Written task
Check each line of the data below for the word "Cerebrovascular", then extract the ones that have it.

Provided data
********

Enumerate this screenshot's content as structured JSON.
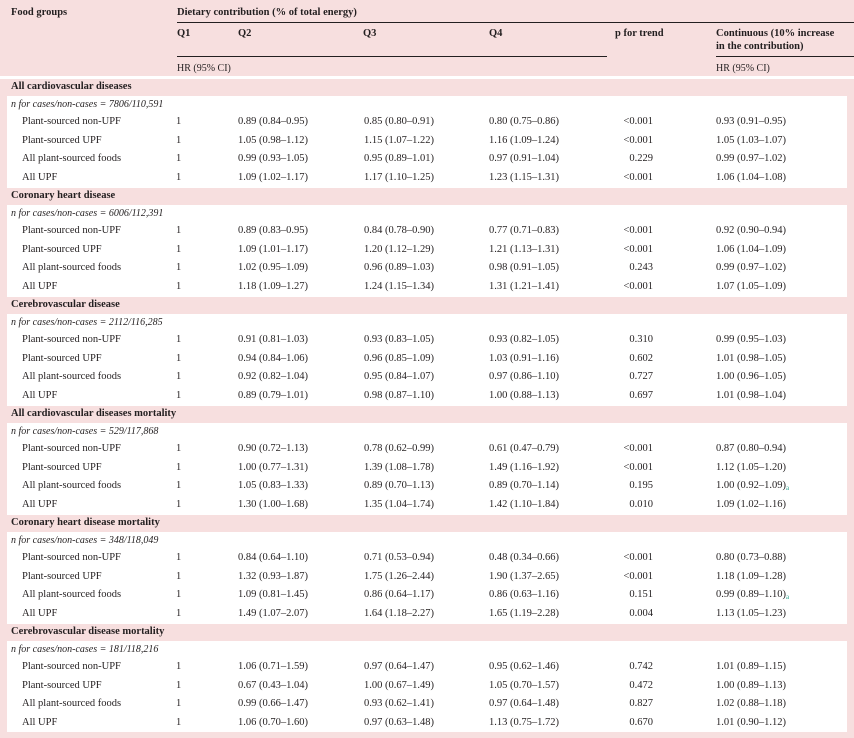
{
  "header": {
    "food_groups": "Food groups",
    "dietary_contribution": "Dietary contribution (% of total energy)",
    "q1": "Q1",
    "q2": "Q2",
    "q3": "Q3",
    "q4": "Q4",
    "p_trend": "p for trend",
    "continuous_line1": "Continuous (10% increase",
    "continuous_line2": "in the contribution)",
    "hr_left": "HR (95% CI)",
    "hr_right": "HR (95% CI)"
  },
  "sections": [
    {
      "title": "All cardiovascular diseases",
      "n_cases": "n for cases/non-cases = 7806/110,591",
      "rows": [
        {
          "name": "Plant-sourced non-UPF",
          "q1": "1",
          "q2": "0.89 (0.84–0.95)",
          "q3": "0.85 (0.80–0.91)",
          "q4": "0.80 (0.75–0.86)",
          "p": "<0.001",
          "cont": "0.93 (0.91–0.95)",
          "sup": ""
        },
        {
          "name": "Plant-sourced UPF",
          "q1": "1",
          "q2": "1.05 (0.98–1.12)",
          "q3": "1.15 (1.07–1.22)",
          "q4": "1.16 (1.09–1.24)",
          "p": "<0.001",
          "cont": "1.05 (1.03–1.07)",
          "sup": ""
        },
        {
          "name": "All plant-sourced foods",
          "q1": "1",
          "q2": "0.99 (0.93–1.05)",
          "q3": "0.95 (0.89–1.01)",
          "q4": "0.97 (0.91–1.04)",
          "p": "0.229",
          "cont": "0.99 (0.97–1.02)",
          "sup": ""
        },
        {
          "name": "All UPF",
          "q1": "1",
          "q2": "1.09 (1.02–1.17)",
          "q3": "1.17 (1.10–1.25)",
          "q4": "1.23 (1.15–1.31)",
          "p": "<0.001",
          "cont": "1.06 (1.04–1.08)",
          "sup": ""
        }
      ]
    },
    {
      "title": "Coronary heart disease",
      "n_cases": "n for cases/non-cases = 6006/112,391",
      "rows": [
        {
          "name": "Plant-sourced non-UPF",
          "q1": "1",
          "q2": "0.89 (0.83–0.95)",
          "q3": "0.84 (0.78–0.90)",
          "q4": "0.77 (0.71–0.83)",
          "p": "<0.001",
          "cont": "0.92 (0.90–0.94)",
          "sup": ""
        },
        {
          "name": "Plant-sourced UPF",
          "q1": "1",
          "q2": "1.09 (1.01–1.17)",
          "q3": "1.20 (1.12–1.29)",
          "q4": "1.21 (1.13–1.31)",
          "p": "<0.001",
          "cont": "1.06 (1.04–1.09)",
          "sup": ""
        },
        {
          "name": "All plant-sourced foods",
          "q1": "1",
          "q2": "1.02 (0.95–1.09)",
          "q3": "0.96 (0.89–1.03)",
          "q4": "0.98 (0.91–1.05)",
          "p": "0.243",
          "cont": "0.99 (0.97–1.02)",
          "sup": ""
        },
        {
          "name": "All UPF",
          "q1": "1",
          "q2": "1.18 (1.09–1.27)",
          "q3": "1.24 (1.15–1.34)",
          "q4": "1.31 (1.21–1.41)",
          "p": "<0.001",
          "cont": "1.07 (1.05–1.09)",
          "sup": ""
        }
      ]
    },
    {
      "title": "Cerebrovascular disease",
      "n_cases": "n for cases/non-cases = 2112/116,285",
      "rows": [
        {
          "name": "Plant-sourced non-UPF",
          "q1": "1",
          "q2": "0.91 (0.81–1.03)",
          "q3": "0.93 (0.83–1.05)",
          "q4": "0.93 (0.82–1.05)",
          "p": "0.310",
          "cont": "0.99 (0.95–1.03)",
          "sup": ""
        },
        {
          "name": "Plant-sourced UPF",
          "q1": "1",
          "q2": "0.94 (0.84–1.06)",
          "q3": "0.96 (0.85–1.09)",
          "q4": "1.03 (0.91–1.16)",
          "p": "0.602",
          "cont": "1.01 (0.98–1.05)",
          "sup": ""
        },
        {
          "name": "All plant-sourced foods",
          "q1": "1",
          "q2": "0.92 (0.82–1.04)",
          "q3": "0.95 (0.84–1.07)",
          "q4": "0.97 (0.86–1.10)",
          "p": "0.727",
          "cont": "1.00 (0.96–1.05)",
          "sup": ""
        },
        {
          "name": "All UPF",
          "q1": "1",
          "q2": "0.89 (0.79–1.01)",
          "q3": "0.98 (0.87–1.10)",
          "q4": "1.00 (0.88–1.13)",
          "p": "0.697",
          "cont": "1.01 (0.98–1.04)",
          "sup": ""
        }
      ]
    },
    {
      "title": "All cardiovascular diseases mortality",
      "n_cases": "n for cases/non-cases = 529/117,868",
      "rows": [
        {
          "name": "Plant-sourced non-UPF",
          "q1": "1",
          "q2": "0.90 (0.72–1.13)",
          "q3": "0.78 (0.62–0.99)",
          "q4": "0.61 (0.47–0.79)",
          "p": "<0.001",
          "cont": "0.87 (0.80–0.94)",
          "sup": ""
        },
        {
          "name": "Plant-sourced UPF",
          "q1": "1",
          "q2": "1.00 (0.77–1.31)",
          "q3": "1.39 (1.08–1.78)",
          "q4": "1.49 (1.16–1.92)",
          "p": "<0.001",
          "cont": "1.12 (1.05–1.20)",
          "sup": ""
        },
        {
          "name": "All plant-sourced foods",
          "q1": "1",
          "q2": "1.05 (0.83–1.33)",
          "q3": "0.89 (0.70–1.13)",
          "q4": "0.89 (0.70–1.14)",
          "p": "0.195",
          "cont": "1.00 (0.92–1.09)",
          "sup": "a"
        },
        {
          "name": "All UPF",
          "q1": "1",
          "q2": "1.30 (1.00–1.68)",
          "q3": "1.35 (1.04–1.74)",
          "q4": "1.42 (1.10–1.84)",
          "p": "0.010",
          "cont": "1.09 (1.02–1.16)",
          "sup": ""
        }
      ]
    },
    {
      "title": "Coronary heart disease mortality",
      "n_cases": "n for cases/non-cases = 348/118,049",
      "rows": [
        {
          "name": "Plant-sourced non-UPF",
          "q1": "1",
          "q2": "0.84 (0.64–1.10)",
          "q3": "0.71 (0.53–0.94)",
          "q4": "0.48 (0.34–0.66)",
          "p": "<0.001",
          "cont": "0.80 (0.73–0.88)",
          "sup": ""
        },
        {
          "name": "Plant-sourced UPF",
          "q1": "1",
          "q2": "1.32 (0.93–1.87)",
          "q3": "1.75 (1.26–2.44)",
          "q4": "1.90 (1.37–2.65)",
          "p": "<0.001",
          "cont": "1.18 (1.09–1.28)",
          "sup": ""
        },
        {
          "name": "All plant-sourced foods",
          "q1": "1",
          "q2": "1.09 (0.81–1.45)",
          "q3": "0.86 (0.64–1.17)",
          "q4": "0.86 (0.63–1.16)",
          "p": "0.151",
          "cont": "0.99 (0.89–1.10)",
          "sup": "a"
        },
        {
          "name": "All UPF",
          "q1": "1",
          "q2": "1.49 (1.07–2.07)",
          "q3": "1.64 (1.18–2.27)",
          "q4": "1.65 (1.19–2.28)",
          "p": "0.004",
          "cont": "1.13 (1.05–1.23)",
          "sup": ""
        }
      ]
    },
    {
      "title": "Cerebrovascular disease mortality",
      "n_cases": "n for cases/non-cases = 181/118,216",
      "rows": [
        {
          "name": "Plant-sourced non-UPF",
          "q1": "1",
          "q2": "1.06 (0.71–1.59)",
          "q3": "0.97 (0.64–1.47)",
          "q4": "0.95 (0.62–1.46)",
          "p": "0.742",
          "cont": "1.01 (0.89–1.15)",
          "sup": ""
        },
        {
          "name": "Plant-sourced UPF",
          "q1": "1",
          "q2": "0.67 (0.43–1.04)",
          "q3": "1.00 (0.67–1.49)",
          "q4": "1.05 (0.70–1.57)",
          "p": "0.472",
          "cont": "1.00 (0.89–1.13)",
          "sup": ""
        },
        {
          "name": "All plant-sourced foods",
          "q1": "1",
          "q2": "0.99 (0.66–1.47)",
          "q3": "0.93 (0.62–1.41)",
          "q4": "0.97 (0.64–1.48)",
          "p": "0.827",
          "cont": "1.02 (0.88–1.18)",
          "sup": ""
        },
        {
          "name": "All UPF",
          "q1": "1",
          "q2": "1.06 (0.70–1.60)",
          "q3": "0.97 (0.63–1.48)",
          "q4": "1.13 (0.75–1.72)",
          "p": "0.670",
          "cont": "1.01 (0.90–1.12)",
          "sup": ""
        }
      ]
    }
  ]
}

********

Response to this task
      "title": "Cerebrovascular disease",
      "title": "Cerebrovascular disease mortality",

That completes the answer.